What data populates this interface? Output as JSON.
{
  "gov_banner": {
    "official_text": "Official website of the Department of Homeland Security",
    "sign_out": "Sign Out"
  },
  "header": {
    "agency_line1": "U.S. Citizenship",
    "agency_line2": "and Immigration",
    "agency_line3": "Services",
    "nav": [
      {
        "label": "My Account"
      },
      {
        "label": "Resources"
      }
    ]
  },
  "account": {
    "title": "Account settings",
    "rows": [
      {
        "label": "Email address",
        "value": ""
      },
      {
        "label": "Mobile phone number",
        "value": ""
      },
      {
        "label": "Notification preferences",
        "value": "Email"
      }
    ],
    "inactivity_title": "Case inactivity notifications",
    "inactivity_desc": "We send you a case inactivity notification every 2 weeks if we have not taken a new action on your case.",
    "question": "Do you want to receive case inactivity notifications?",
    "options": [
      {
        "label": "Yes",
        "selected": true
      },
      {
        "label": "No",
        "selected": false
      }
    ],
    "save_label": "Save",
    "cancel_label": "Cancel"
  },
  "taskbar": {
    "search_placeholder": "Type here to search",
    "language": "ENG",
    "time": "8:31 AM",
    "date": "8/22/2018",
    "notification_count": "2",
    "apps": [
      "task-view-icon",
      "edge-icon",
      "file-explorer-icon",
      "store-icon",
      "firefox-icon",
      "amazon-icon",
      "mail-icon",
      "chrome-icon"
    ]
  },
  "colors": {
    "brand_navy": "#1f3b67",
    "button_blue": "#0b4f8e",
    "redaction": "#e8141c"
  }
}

What to produce →
Type out all of the material again, word for word.

Final answer →
What data populates this interface? Output as JSON.
{
  "gov_banner": {
    "official_text": "Official website of the Department of Homeland Security",
    "sign_out": "Sign Out"
  },
  "header": {
    "agency_line1": "U.S. Citizenship",
    "agency_line2": "and Immigration",
    "agency_line3": "Services",
    "nav": [
      {
        "label": "My Account"
      },
      {
        "label": "Resources"
      }
    ]
  },
  "account": {
    "title": "Account settings",
    "rows": [
      {
        "label": "Email address",
        "value": ""
      },
      {
        "label": "Mobile phone number",
        "value": ""
      },
      {
        "label": "Notification preferences",
        "value": "Email"
      }
    ],
    "inactivity_title": "Case inactivity notifications",
    "inactivity_desc": "We send you a case inactivity notification every 2 weeks if we have not taken a new action on your case.",
    "question": "Do you want to receive case inactivity notifications?",
    "options": [
      {
        "label": "Yes",
        "selected": true
      },
      {
        "label": "No",
        "selected": false
      }
    ],
    "save_label": "Save",
    "cancel_label": "Cancel"
  },
  "taskbar": {
    "search_placeholder": "Type here to search",
    "language": "ENG",
    "time": "8:31 AM",
    "date": "8/22/2018",
    "notification_count": "2",
    "apps": [
      "task-view-icon",
      "edge-icon",
      "file-explorer-icon",
      "store-icon",
      "firefox-icon",
      "amazon-icon",
      "mail-icon",
      "chrome-icon"
    ]
  },
  "colors": {
    "brand_navy": "#1f3b67",
    "button_blue": "#0b4f8e",
    "redaction": "#e8141c"
  }
}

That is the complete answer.